Check each line of the data below for the word "Response", then extract the ones that have it.

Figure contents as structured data
********************

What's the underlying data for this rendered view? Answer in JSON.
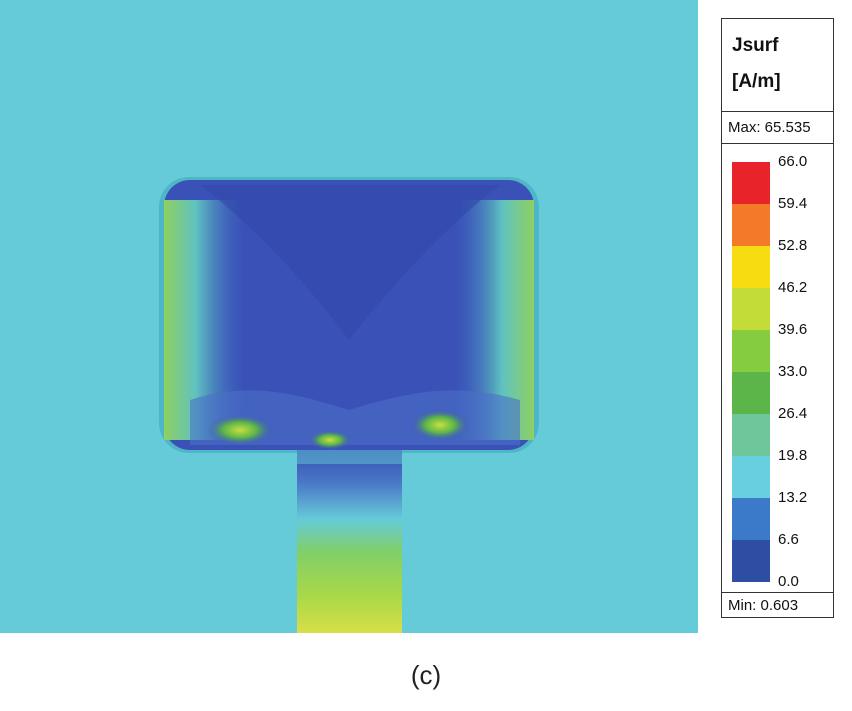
{
  "legend": {
    "title_line1": "Jsurf",
    "title_line2": "[A/m]",
    "max_label": "Max: 65.535",
    "min_label": "Min:  0.603",
    "ticks": [
      "66.0",
      "59.4",
      "52.8",
      "46.2",
      "39.6",
      "33.0",
      "26.4",
      "19.8",
      "13.2",
      "6.6",
      "0.0"
    ],
    "colors": [
      "#e8242a",
      "#f47a2a",
      "#f8dc12",
      "#c3dc38",
      "#85cc3e",
      "#5bb548",
      "#6ec79a",
      "#67cfe0",
      "#3b7ac8",
      "#2e4ea4"
    ]
  },
  "field_colors": {
    "background": "#66cbd8",
    "patch": "#3a52b8",
    "patch_edge": "#4fb6c8",
    "feed_top": "#3450b0",
    "feed_bottom": "#c8e050"
  },
  "caption": "(c)"
}
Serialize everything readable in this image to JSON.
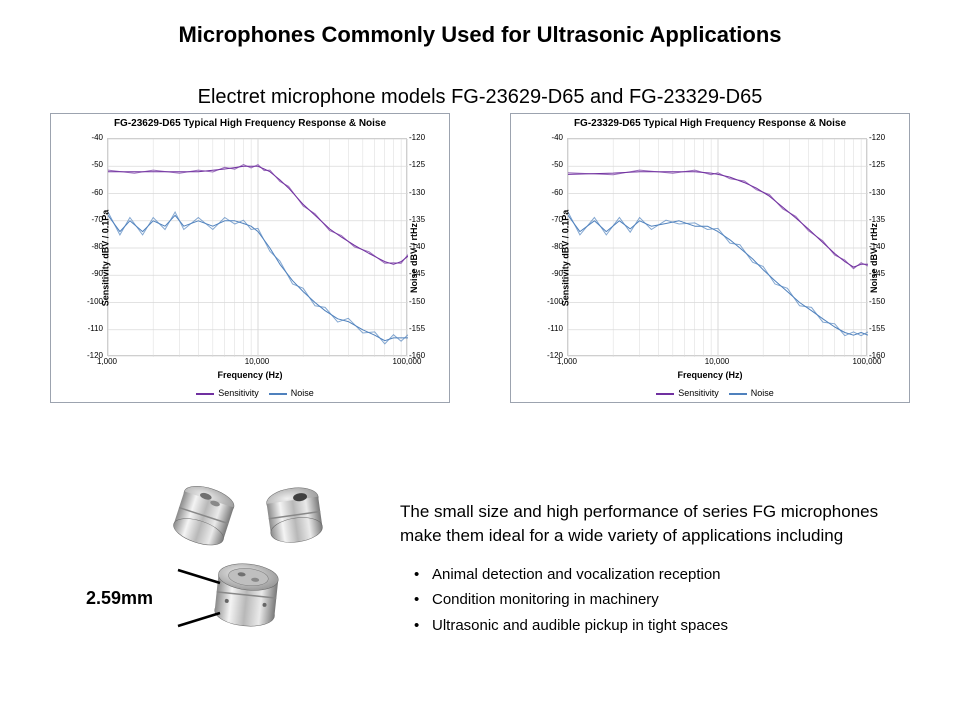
{
  "title": "Microphones Commonly Used for Ultrasonic Applications",
  "subtitle": "Electret microphone models FG-23629-D65 and FG-23329-D65",
  "charts": [
    {
      "title": "FG-23629-D65 Typical High Frequency Response & Noise",
      "type": "line",
      "xscale": "log",
      "xlim": [
        1000,
        100000
      ],
      "xticks": [
        1000,
        10000,
        100000
      ],
      "xtick_labels": [
        "1,000",
        "10,000",
        "100,000"
      ],
      "y_left_label": "Sensitivity dBV / 0.1Pa",
      "y_left_lim": [
        -120,
        -40
      ],
      "y_left_ticks": [
        -40,
        -50,
        -60,
        -70,
        -80,
        -90,
        -100,
        -110,
        -120
      ],
      "y_right_label": "Noise dBV / rtHz",
      "y_right_lim": [
        -160,
        -120
      ],
      "y_right_ticks": [
        -120,
        -125,
        -130,
        -135,
        -140,
        -145,
        -150,
        -155,
        -160
      ],
      "xlabel": "Frequency (Hz)",
      "legend": [
        {
          "label": "Sensitivity",
          "color": "#7030a0"
        },
        {
          "label": "Noise",
          "color": "#4f81bd"
        }
      ],
      "grid_color": "#d9d9d9",
      "background_color": "#ffffff",
      "line_width": 1,
      "sensitivity": {
        "color": "#7030a0",
        "y_axis": "left",
        "points": [
          [
            1000,
            -52
          ],
          [
            1500,
            -52
          ],
          [
            2000,
            -52
          ],
          [
            3000,
            -52
          ],
          [
            4000,
            -52
          ],
          [
            5000,
            -51.5
          ],
          [
            6000,
            -51
          ],
          [
            7000,
            -50.5
          ],
          [
            8000,
            -50
          ],
          [
            9000,
            -50
          ],
          [
            10000,
            -50
          ],
          [
            11000,
            -51
          ],
          [
            12000,
            -52
          ],
          [
            14000,
            -55
          ],
          [
            16000,
            -58
          ],
          [
            20000,
            -64
          ],
          [
            24000,
            -68
          ],
          [
            30000,
            -73
          ],
          [
            36000,
            -76
          ],
          [
            44000,
            -79
          ],
          [
            55000,
            -82
          ],
          [
            70000,
            -85
          ],
          [
            80000,
            -86
          ],
          [
            90000,
            -85
          ],
          [
            100000,
            -83
          ]
        ]
      },
      "noise": {
        "color": "#4f81bd",
        "y_axis": "right",
        "points": [
          [
            1000,
            -134
          ],
          [
            1200,
            -137
          ],
          [
            1400,
            -135
          ],
          [
            1700,
            -137
          ],
          [
            2000,
            -135
          ],
          [
            2400,
            -136
          ],
          [
            2800,
            -134
          ],
          [
            3200,
            -136
          ],
          [
            4000,
            -135
          ],
          [
            5000,
            -136
          ],
          [
            6000,
            -135
          ],
          [
            7000,
            -135
          ],
          [
            8000,
            -135.5
          ],
          [
            9000,
            -136
          ],
          [
            10000,
            -137
          ],
          [
            12000,
            -140
          ],
          [
            14000,
            -143
          ],
          [
            17000,
            -146
          ],
          [
            20000,
            -148
          ],
          [
            24000,
            -150
          ],
          [
            28000,
            -151.5
          ],
          [
            34000,
            -153
          ],
          [
            40000,
            -153.5
          ],
          [
            50000,
            -155
          ],
          [
            60000,
            -156
          ],
          [
            70000,
            -157
          ],
          [
            80000,
            -156.5
          ],
          [
            90000,
            -156.5
          ],
          [
            100000,
            -156.5
          ]
        ]
      }
    },
    {
      "title": "FG-23329-D65 Typical High Frequency Response & Noise",
      "type": "line",
      "xscale": "log",
      "xlim": [
        1000,
        100000
      ],
      "xticks": [
        1000,
        10000,
        100000
      ],
      "xtick_labels": [
        "1,000",
        "10,000",
        "100,000"
      ],
      "y_left_label": "Sensitivity dBV / 0.1Pa",
      "y_left_lim": [
        -120,
        -40
      ],
      "y_left_ticks": [
        -40,
        -50,
        -60,
        -70,
        -80,
        -90,
        -100,
        -110,
        -120
      ],
      "y_right_label": "Noise dBV / rtHz",
      "y_right_lim": [
        -160,
        -120
      ],
      "y_right_ticks": [
        -120,
        -125,
        -130,
        -135,
        -140,
        -145,
        -150,
        -155,
        -160
      ],
      "xlabel": "Frequency (Hz)",
      "legend": [
        {
          "label": "Sensitivity",
          "color": "#7030a0"
        },
        {
          "label": "Noise",
          "color": "#4f81bd"
        }
      ],
      "grid_color": "#d9d9d9",
      "background_color": "#ffffff",
      "line_width": 1,
      "sensitivity": {
        "color": "#7030a0",
        "y_axis": "left",
        "points": [
          [
            1000,
            -53
          ],
          [
            2000,
            -52.5
          ],
          [
            3000,
            -52
          ],
          [
            5000,
            -52
          ],
          [
            7000,
            -52
          ],
          [
            9000,
            -52.5
          ],
          [
            10000,
            -53
          ],
          [
            12000,
            -54
          ],
          [
            15000,
            -56
          ],
          [
            18000,
            -58
          ],
          [
            22000,
            -61
          ],
          [
            27000,
            -65
          ],
          [
            33000,
            -69
          ],
          [
            40000,
            -73
          ],
          [
            50000,
            -78
          ],
          [
            60000,
            -82
          ],
          [
            70000,
            -85
          ],
          [
            80000,
            -87
          ],
          [
            90000,
            -86
          ],
          [
            100000,
            -86
          ]
        ]
      },
      "noise": {
        "color": "#4f81bd",
        "y_axis": "right",
        "points": [
          [
            1000,
            -134
          ],
          [
            1200,
            -137
          ],
          [
            1500,
            -135
          ],
          [
            1800,
            -137
          ],
          [
            2200,
            -135
          ],
          [
            2600,
            -136.5
          ],
          [
            3000,
            -135
          ],
          [
            3600,
            -136
          ],
          [
            4500,
            -135.5
          ],
          [
            5500,
            -135
          ],
          [
            7000,
            -136
          ],
          [
            8500,
            -136
          ],
          [
            10000,
            -137
          ],
          [
            12000,
            -138.5
          ],
          [
            14000,
            -140
          ],
          [
            17000,
            -142
          ],
          [
            20000,
            -144
          ],
          [
            24000,
            -146
          ],
          [
            29000,
            -148
          ],
          [
            35000,
            -150
          ],
          [
            42000,
            -151.5
          ],
          [
            50000,
            -153
          ],
          [
            60000,
            -154.5
          ],
          [
            70000,
            -155.5
          ],
          [
            80000,
            -156
          ],
          [
            90000,
            -155.5
          ],
          [
            100000,
            -156
          ]
        ]
      }
    }
  ],
  "mic": {
    "dimension_label": "2.59mm",
    "body_fill_light": "#e8e8e8",
    "body_fill_dark": "#a0a0a0",
    "body_fill_mid": "#c9c9c9",
    "outline": "#606060"
  },
  "description": {
    "paragraph": "The small size and high performance of series FG microphones make them ideal for a wide variety of applications including",
    "bullets": [
      "Animal detection and vocalization reception",
      "Condition monitoring in machinery",
      "Ultrasonic and audible pickup in tight spaces"
    ]
  }
}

********************

◆ **Result of the exercise**
      "title": "FG-23629-D65 Typical High Frequency Response & Noise",
      "title": "FG-23329-D65 Typical High Frequency Response & Noise",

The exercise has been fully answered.